--- BEGIN ---

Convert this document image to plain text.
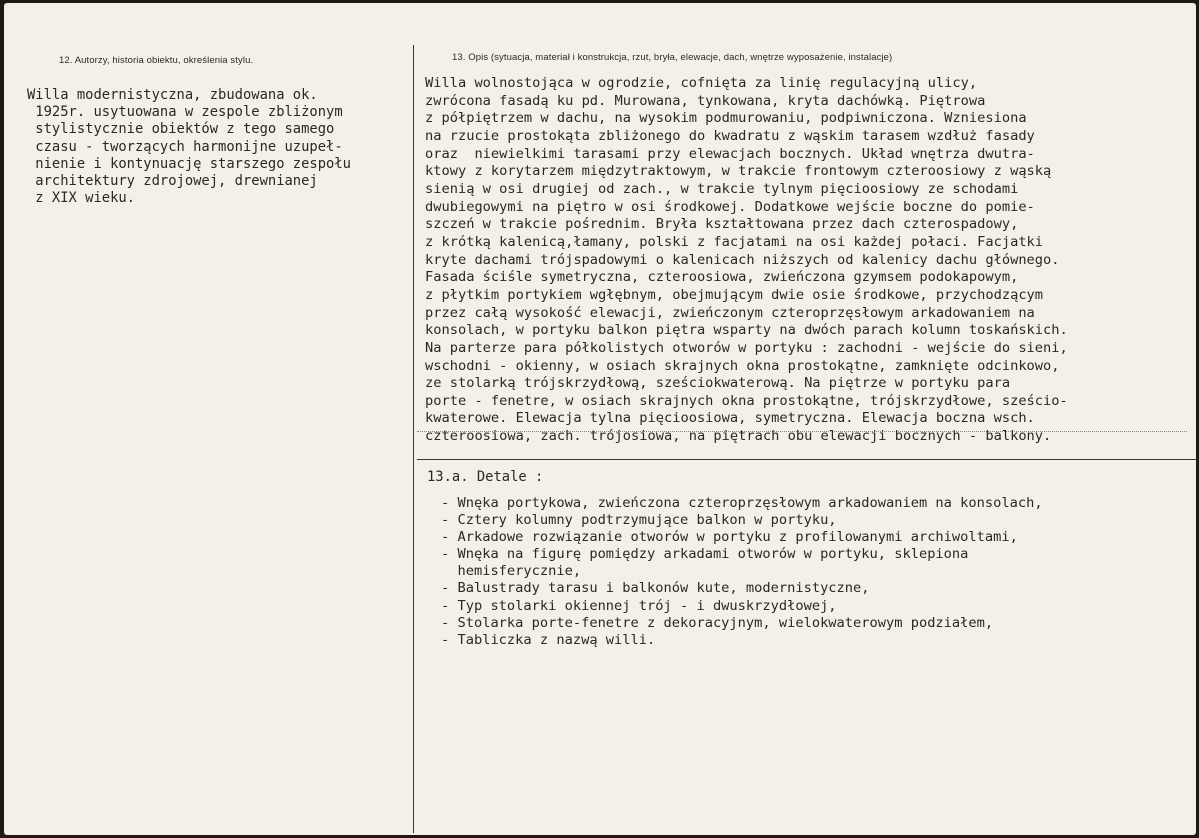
12. Autorzy, historia obiektu, określenia stylu.	13. Opis (sytuacja, materiał i konstrukcja, rzut, bryła, elewacje, dach, wnętrze wyposażenie, instalacje)
Willa modernistyczna, zbudowana ok.
1925r. usytuowana w zespole zbliżonym
stylistycznie obiektów z tego samego
czasu - tworzących harmonijne uzupeł-
nienie i kontynuację starszego zespołu
architektury zdrojowej, drewnianej
z XIX wieku.
Willa wolnostojąca w ogrodzie, cofnięta za linię regulacyjną ulicy,
zwrócona fasadą ku pd. Murowana, tynkowana, kryta dachówką. Piętrowa
z półpiętrzem w dachu, na wysokim podmurowaniu, podpiwniczona. Wzniesiona
na rzucie prostokąta zbliżonego do kwadratu z wąskim tarasem wzdłuż fasady
oraz  niewielkimi tarasami przy elewacjach bocznych. Układ wnętrza dwutra-
ktowy z korytarzem międzytraktowym, w trakcie frontowym czteroosiowy z wąską
sienią w osi drugiej od zach., w trakcie tylnym pięcioosiowy ze schodami
dwubiegowymi na piętro w osi środkowej. Dodatkowe wejście boczne do pomie-
szczeń w trakcie pośrednim. Bryła kształtowana przez dach czterospadowy,
z krótką kalenicą,łamany, polski z facjatami na osi każdej połaci. Facjatki
kryte dachami trójspadowymi o kalenicach niższych od kalenicy dachu głównego.
Fasada ściśle symetryczna, czteroosiowa, zwieńczona gzymsem podokapowym,
z płytkim portykiem wgłębnym, obejmującym dwie osie środkowe, przychodzącym
przez całą wysokość elewacji, zwieńczonym czteroprzęsłowym arkadowaniem na
konsolach, w portyku balkon piętra wsparty na dwóch parach kolumn toskańskich.
Na parterze para półkolistych otworów w portyku : zachodni - wejście do sieni,
wschodni - okienny, w osiach skrajnych okna prostokątne, zamknięte odcinkowo,
ze stolarką trójskrzydłową, sześciokwaterową. Na piętrze w portyku para
porte - fenetre, w osiach skrajnych okna prostokątne, trójskrzydłowe, sześcio-
kwaterowe. Elewacja tylna pięcioosiowa, symetryczna. Elewacja boczna wsch.
czteroosiowa, zach. trójosiowa, na piętrach obu elewacji bocznych - balkony.
13.a. Detale :
- Wnęka portykowa, zwieńczona czteroprzęsłowym arkadowaniem na konsolach,
- Cztery kolumny podtrzymujące balkon w portyku,
- Arkadowe rozwiązanie otworów w portyku z profilowanymi archiwoltami,
- Wnęka na figurę pomiędzy arkadami otworów w portyku, sklepiona
hemisferycznie,
- Balustrady tarasu i balkonów kute, modernistyczne,
- Typ stolarki okiennej trój - i dwuskrzydłowej,
- Stolarka porte-fenetre z dekoracyjnym, wielokwaterowym podziałem,
- Tabliczka z nazwą willi.
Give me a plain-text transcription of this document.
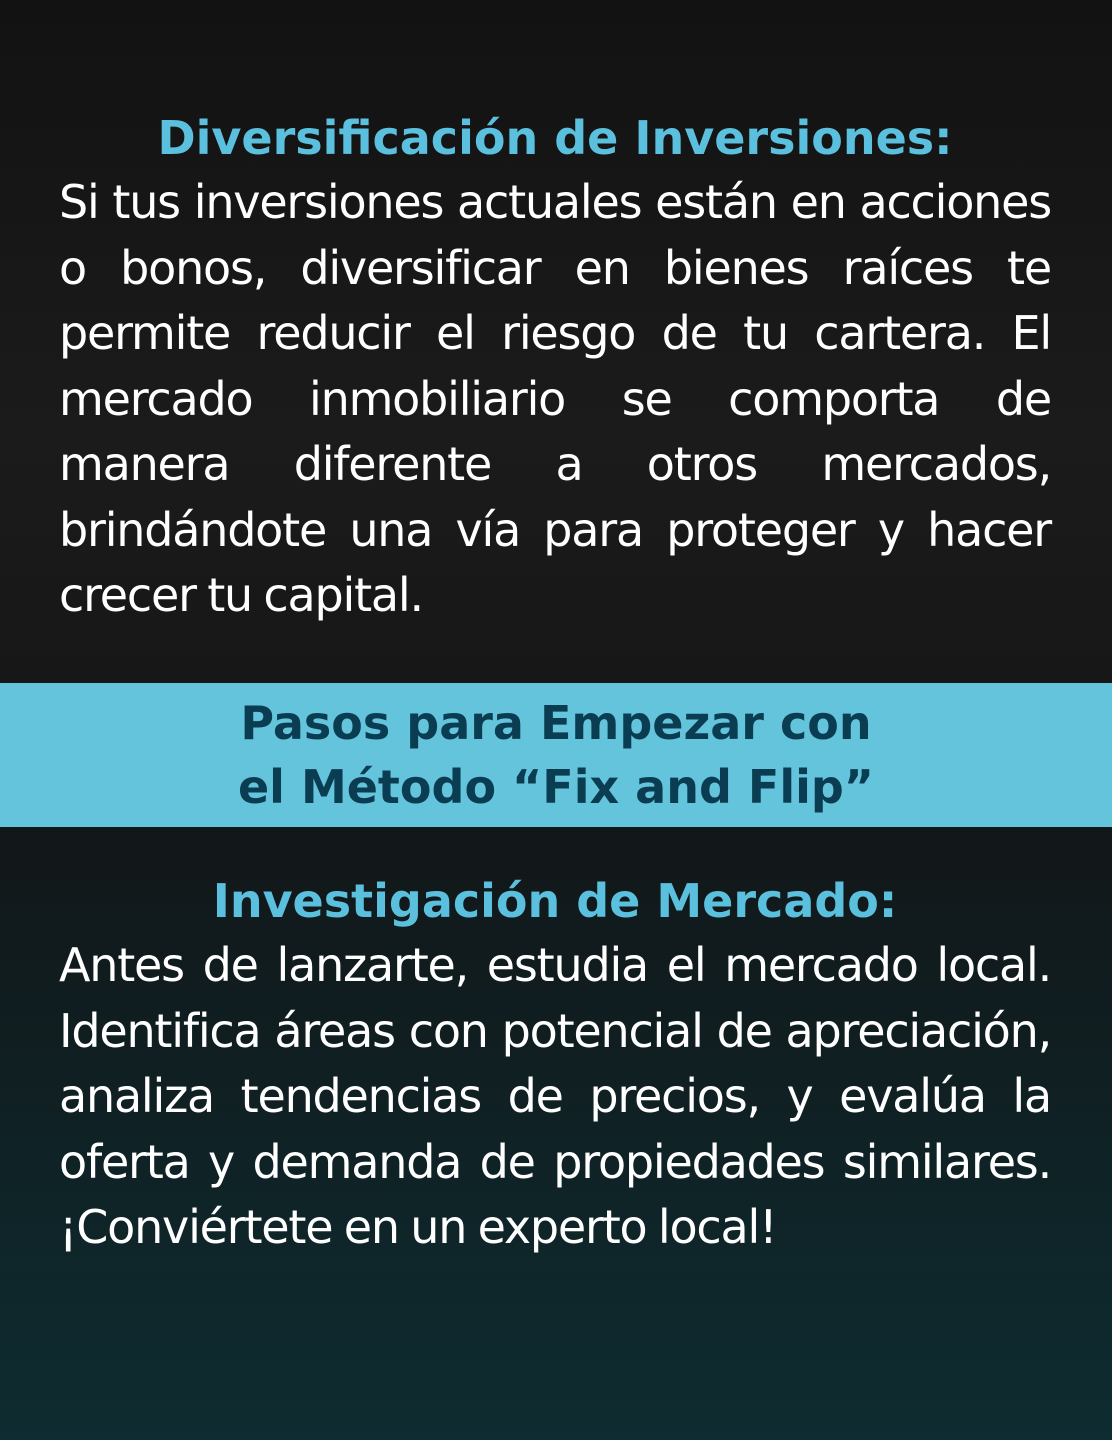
Diversificación de Inversiones:

Si tus inversiones actuales están en acciones o bonos, diversificar en bienes raíces te permite reducir el riesgo de tu cartera. El mercado inmobiliario se comporta de manera diferente a otros mercados, brindándote una vía para proteger y hacer crecer tu capital.

Pasos para Empezar con
el Método “Fix and Flip”
Investigación de Mercado:

Antes de lanzarte, estudia el mercado local. Identifica áreas con potencial de apreciación, analiza tendencias de precios, y evalúa la oferta y demanda de propiedades similares. ¡Conviértete en un experto local!
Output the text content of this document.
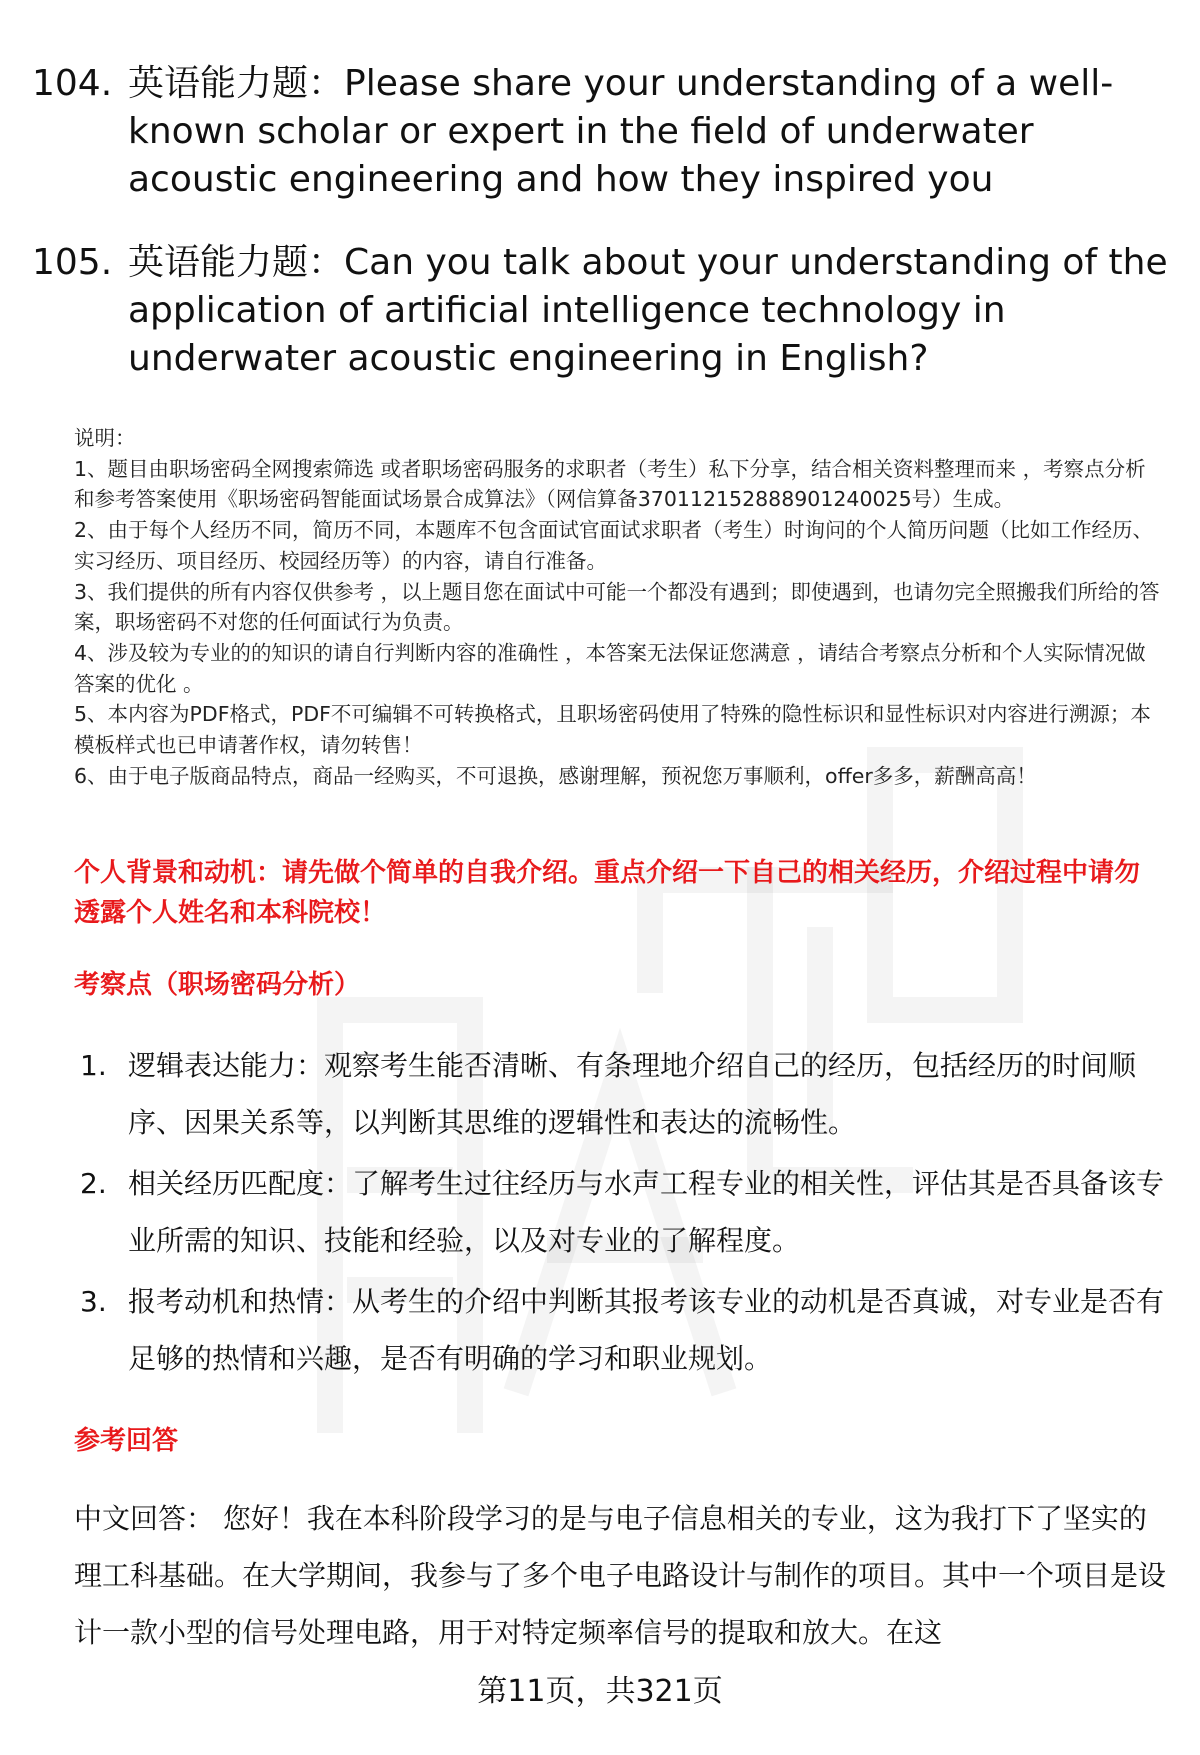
104. 英语能力题：Please share your understanding of a well-known scholar or expert in the field of underwater acoustic engineering and how they inspired you
105. 英语能力题：Can you talk about your understanding of the application of artificial intelligence technology in underwater acoustic engineering in English?

说明：

1、题目由职场密码全网搜索筛选 或者职场密码服务的求职者（考生）私下分享，结合相关资料整理而来 ，考察点分析和参考答案使用《职场密码智能面试场景合成算法》（网信算备370112152888901240025号）生成。

2、由于每个人经历不同，简历不同，本题库不包含面试官面试求职者（考生）时询问的个人简历问题（比如工作经历、实习经历、项目经历、校园经历等）的内容，请自行准备。

3、我们提供的所有内容仅供参考 ，以上题目您在面试中可能一个都没有遇到；即使遇到，也请勿完全照搬我们所给的答案，职场密码不对您的任何面试行为负责。

4、涉及较为专业的的知识的请自行判断内容的准确性 ，本答案无法保证您满意 ，请结合考察点分析和个人实际情况做答案的优化 。

5、本内容为PDF格式，PDF不可编辑不可转换格式，且职场密码使用了特殊的隐性标识和显性标识对内容进行溯源；本模板样式也已申请著作权，请勿转售！

6、由于电子版商品特点，商品一经购买，不可退换，感谢理解，预祝您万事顺利，offer多多，薪酬高高！

个人背景和动机：请先做个简单的自我介绍。重点介绍一下自己的相关经历，介绍过程中请勿透露个人姓名和本科院校！
考察点（职场密码分析）
1. 逻辑表达能力：观察考生能否清晰、有条理地介绍自己的经历，包括经历的时间顺序、因果关系等，以判断其思维的逻辑性和表达的流畅性。
2. 相关经历匹配度：了解考生过往经历与水声工程专业的相关性，评估其是否具备该专业所需的知识、技能和经验，以及对专业的了解程度。
3. 报考动机和热情：从考生的介绍中判断其报考该专业的动机是否真诚，对专业是否有足够的热情和兴趣，是否有明确的学习和职业规划。
参考回答
中文回答： 您好！我在本科阶段学习的是与电子信息相关的专业，这为我打下了坚实的理工科基础。在大学期间，我参与了多个电子电路设计与制作的项目。其中一个项目是设计一款小型的信号处理电路，用于对特定频率信号的提取和放大。在这
第11页，共321页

--- END ---

> WHAT NEEDS TO BE DONE: Select and copy every line of the listing with the word "zwieńczona".

> SOLUTION FOR THIS TASK:
Fasada ściśle symetryczna, czteroosiowa, zwieńczona gzymsem podokapowym,
- Wnęka portykowa, zwieńczona czteroprzęsłowym arkadowaniem na konsolach,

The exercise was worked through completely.